-- What you are asked to do --
Output every entry exactly as given.

-- Data supplied --
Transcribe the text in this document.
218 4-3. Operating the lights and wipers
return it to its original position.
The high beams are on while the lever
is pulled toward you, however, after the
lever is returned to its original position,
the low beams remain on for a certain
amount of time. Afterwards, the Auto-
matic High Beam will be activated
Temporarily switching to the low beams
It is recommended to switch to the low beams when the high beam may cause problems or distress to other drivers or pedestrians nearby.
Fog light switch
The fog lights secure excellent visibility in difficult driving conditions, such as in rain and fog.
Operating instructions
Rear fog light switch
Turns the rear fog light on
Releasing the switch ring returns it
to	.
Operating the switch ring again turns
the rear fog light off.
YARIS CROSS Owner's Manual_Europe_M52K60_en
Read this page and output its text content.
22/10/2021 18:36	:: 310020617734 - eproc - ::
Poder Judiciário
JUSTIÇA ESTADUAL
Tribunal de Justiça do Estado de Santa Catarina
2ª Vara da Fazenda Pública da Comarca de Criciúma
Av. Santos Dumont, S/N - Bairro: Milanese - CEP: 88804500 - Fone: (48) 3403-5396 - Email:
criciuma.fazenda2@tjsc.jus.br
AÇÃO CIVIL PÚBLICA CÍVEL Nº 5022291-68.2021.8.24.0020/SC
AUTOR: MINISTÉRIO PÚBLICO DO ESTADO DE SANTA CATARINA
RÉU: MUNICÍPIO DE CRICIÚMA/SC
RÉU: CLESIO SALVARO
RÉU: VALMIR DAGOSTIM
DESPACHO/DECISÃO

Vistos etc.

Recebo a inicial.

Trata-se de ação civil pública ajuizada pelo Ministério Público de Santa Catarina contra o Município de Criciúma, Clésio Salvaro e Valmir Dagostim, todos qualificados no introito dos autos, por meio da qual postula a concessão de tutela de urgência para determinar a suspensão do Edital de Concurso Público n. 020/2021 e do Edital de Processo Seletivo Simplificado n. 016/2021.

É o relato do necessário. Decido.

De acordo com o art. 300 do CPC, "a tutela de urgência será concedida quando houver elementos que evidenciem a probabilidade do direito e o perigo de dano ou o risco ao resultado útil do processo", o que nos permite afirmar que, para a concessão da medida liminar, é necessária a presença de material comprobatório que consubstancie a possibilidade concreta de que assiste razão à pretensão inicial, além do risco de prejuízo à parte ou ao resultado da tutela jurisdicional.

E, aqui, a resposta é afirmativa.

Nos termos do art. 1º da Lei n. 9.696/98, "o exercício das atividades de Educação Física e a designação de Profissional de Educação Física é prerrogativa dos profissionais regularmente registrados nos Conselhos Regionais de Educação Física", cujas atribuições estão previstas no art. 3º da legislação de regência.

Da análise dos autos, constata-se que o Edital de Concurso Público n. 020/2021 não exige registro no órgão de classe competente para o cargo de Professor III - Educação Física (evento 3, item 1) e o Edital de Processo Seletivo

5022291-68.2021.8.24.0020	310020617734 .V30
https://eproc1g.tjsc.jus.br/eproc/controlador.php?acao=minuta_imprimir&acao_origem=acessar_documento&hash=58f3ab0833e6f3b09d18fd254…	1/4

-- Result for this task --
Transcribe the text in this document.
218 4-3. Operating the lights and wipers
return it to its original position.
The high beams are on while the lever
is pulled toward you, however, after the
lever is returned to its original position,
the low beams remain on for a certain
amount of time. Afterwards, the Auto-
matic High Beam will be activated
Temporarily switching to the low beams
It is recommended to switch to the low beams when the high beam may cause problems or distress to other drivers or pedestrians nearby.
Fog light switch
The fog lights secure excellent visibility in difficult driving conditions, such as in rain and fog.
Operating instructions
Rear fog light switch
Turns the rear fog light on
Releasing the switch ring returns it
to	.
Operating the switch ring again turns
the rear fog light off.
YARIS CROSS Owner's Manual_Europe_M52K60_en
Read this page and output its text content.
22/10/2021 18:36	:: 310020617734 - eproc - ::
Poder Judiciário
JUSTIÇA ESTADUAL
Tribunal de Justiça do Estado de Santa Catarina
2ª Vara da Fazenda Pública da Comarca de Criciúma
Av. Santos Dumont, S/N - Bairro: Milanese - CEP: 88804500 - Fone: (48) 3403-5396 - Email:
criciuma.fazenda2@tjsc.jus.br
AÇÃO CIVIL PÚBLICA CÍVEL Nº 5022291-68.2021.8.24.0020/SC
AUTOR: MINISTÉRIO PÚBLICO DO ESTADO DE SANTA CATARINA
RÉU: MUNICÍPIO DE CRICIÚMA/SC
RÉU: CLESIO SALVARO
RÉU: VALMIR DAGOSTIM
DESPACHO/DECISÃO

Vistos etc.

Recebo a inicial.

Trata-se de ação civil pública ajuizada pelo Ministério Público de Santa Catarina contra o Município de Criciúma, Clésio Salvaro e Valmir Dagostim, todos qualificados no introito dos autos, por meio da qual postula a concessão de tutela de urgência para determinar a suspensão do Edital de Concurso Público n. 020/2021 e do Edital de Processo Seletivo Simplificado n. 016/2021.

É o relato do necessário. Decido.

De acordo com o art. 300 do CPC, "a tutela de urgência será concedida quando houver elementos que evidenciem a probabilidade do direito e o perigo de dano ou o risco ao resultado útil do processo", o que nos permite afirmar que, para a concessão da medida liminar, é necessária a presença de material comprobatório que consubstancie a possibilidade concreta de que assiste razão à pretensão inicial, além do risco de prejuízo à parte ou ao resultado da tutela jurisdicional.

E, aqui, a resposta é afirmativa.

Nos termos do art. 1º da Lei n. 9.696/98, "o exercício das atividades de Educação Física e a designação de Profissional de Educação Física é prerrogativa dos profissionais regularmente registrados nos Conselhos Regionais de Educação Física", cujas atribuições estão previstas no art. 3º da legislação de regência.

Da análise dos autos, constata-se que o Edital de Concurso Público n. 020/2021 não exige registro no órgão de classe competente para o cargo de Professor III - Educação Física (evento 3, item 1) e o Edital de Processo Seletivo

5022291-68.2021.8.24.0020	310020617734 .V30
https://eproc1g.tjsc.jus.br/eproc/controlador.php?acao=minuta_imprimir&acao_origem=acessar_documento&hash=58f3ab0833e6f3b09d18fd254…	1/4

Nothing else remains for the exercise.